» **Teks Sumber**:

□ □ □ □

Dalam hal gelar pemberian, Pangeran Poerboyo menandaskan lagi:
"Pemberian gelar oleh kraton tidak boleh ditolak suka tidak
suka, harus diterima." Soal akan dipakai atau tidak, itu urusan
lain.
Rupanya gelar bangsawan pemberian ini cukup menyulitkan orang
yang mendapatnya, kalau kebetulan orang tersebut sudah punya
nama. Misalnya Walikota pertama kota Yogya yang bernama
Sudarisman, sebetulnya telah mendapat gelar KPH (Kanjeng
Pangeran Haryo) Poerwokoesoemo. Rasanya ia tidak pernah
menyandang KPH-nya, cuma nanlanya sering digandeng jadi
Sudarisman Poerwokoesoemo. Sedangkan Selo Sumardjan yang dosen
dan juga Sekretaris Pribadi Sultan, tidak pernah memakai KPH-nya
melainkan gelar profesornya.

□ □ □ □

» **Cuplikan Data**:
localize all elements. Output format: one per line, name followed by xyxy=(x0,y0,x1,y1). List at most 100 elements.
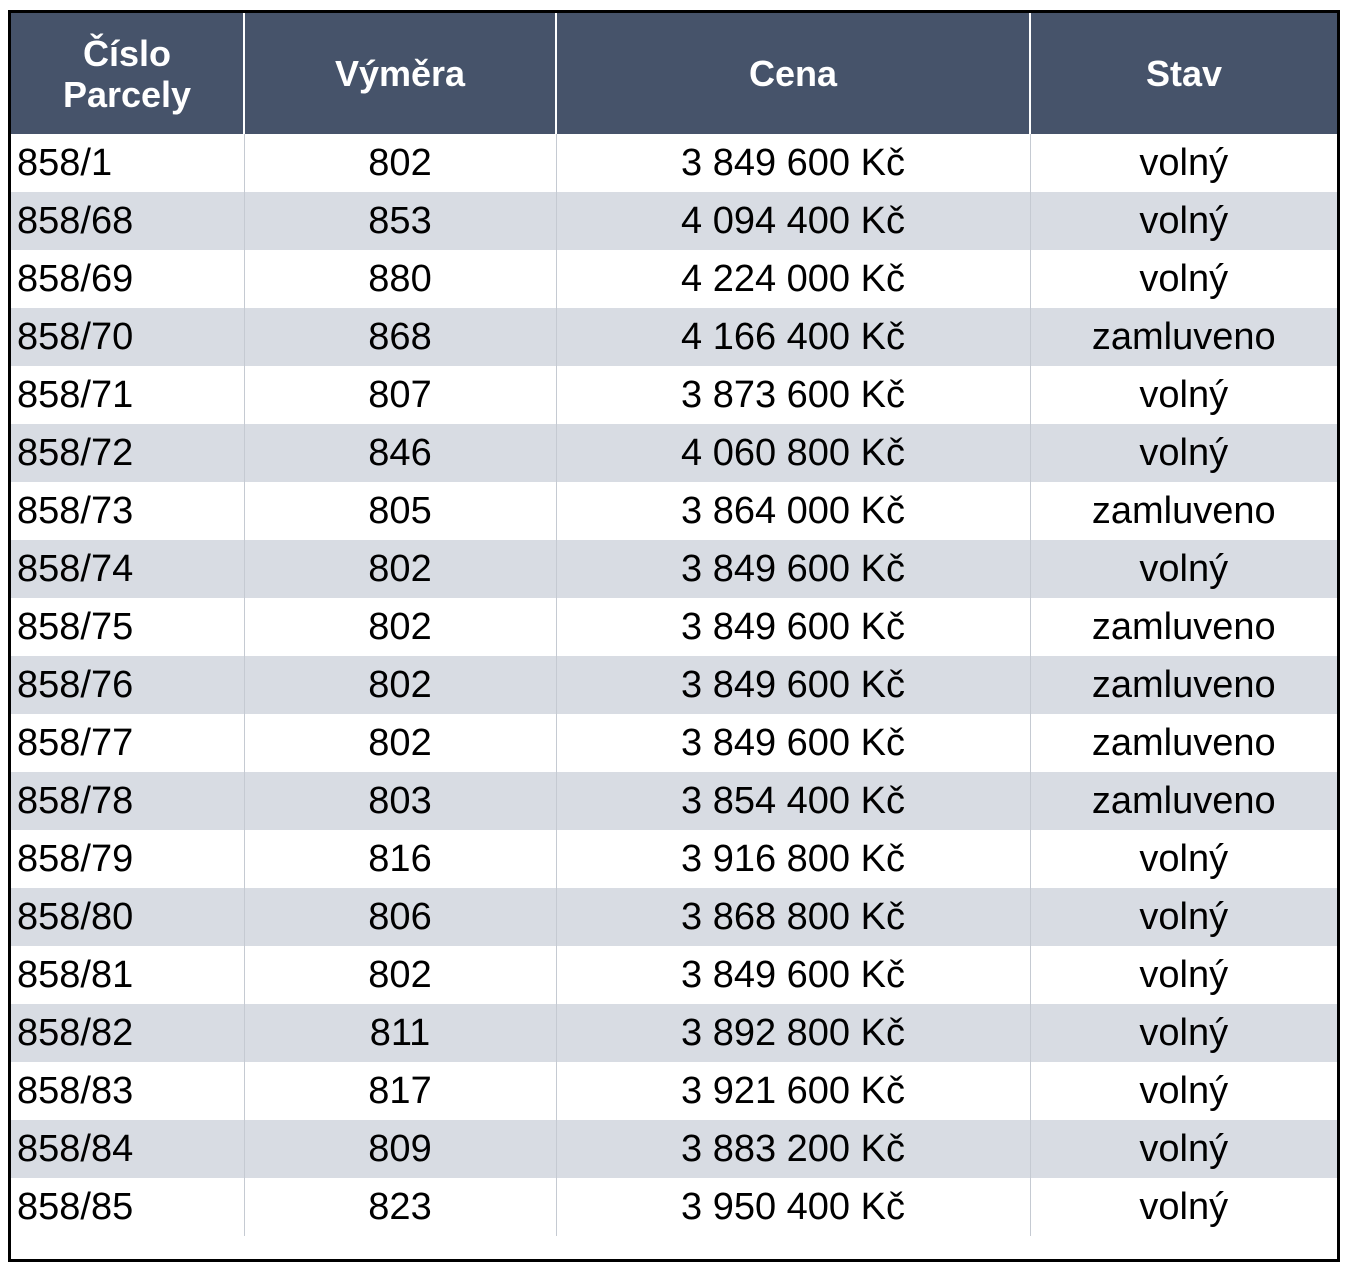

□ □ □ □

Kutip teks tentang gelar pemberian kraton di atas, mulai dari "Dalam hal gelar" hingga "melainkan gelar profesornya.", termasuk kata-kata penutup itu.

» **Hasil Latihan**:
Dalam hal gelar pemberian, Pangeran Poerboyo menandaskan lagi:
"Pemberian gelar oleh kraton tidak boleh ditolak suka tidak
suka, harus diterima." Soal akan dipakai atau tidak, itu urusan
lain.
Rupanya gelar bangsawan pemberian ini cukup menyulitkan orang
yang mendapatnya, kalau kebetulan orang tersebut sudah punya
nama. Misalnya Walikota pertama kota Yogya yang bernama
Sudarisman, sebetulnya telah mendapat gelar KPH (Kanjeng
Pangeran Haryo) Poerwokoesoemo. Rasanya ia tidak pernah
menyandang KPH-nya, cuma nanlanya sering digandeng jadi
Sudarisman Poerwokoesoemo. Sedangkan Selo Sumardjan yang dosen
dan juga Sekretaris Pribadi Sultan, tidak pernah memakai KPH-nya
melainkan gelar profesornya.